#### Rows
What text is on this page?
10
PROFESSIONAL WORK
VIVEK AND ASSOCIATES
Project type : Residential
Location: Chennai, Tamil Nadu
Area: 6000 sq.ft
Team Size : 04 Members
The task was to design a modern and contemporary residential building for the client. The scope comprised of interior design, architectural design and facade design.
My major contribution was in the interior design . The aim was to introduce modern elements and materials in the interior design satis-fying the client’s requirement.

#### Work to complete
The records above should be restated word for word, please.

#### Task output
What text is on this page?
10
PROFESSIONAL WORK
VIVEK AND ASSOCIATES
Project type : Residential
Location: Chennai, Tamil Nadu
Area: 6000 sq.ft
Team Size : 04 Members
The task was to design a modern and contemporary residential building for the client. The scope comprised of interior design, architectural design and facade design.
My major contribution was in the interior design . The aim was to introduce modern elements and materials in the interior design satis-fying the client’s requirement.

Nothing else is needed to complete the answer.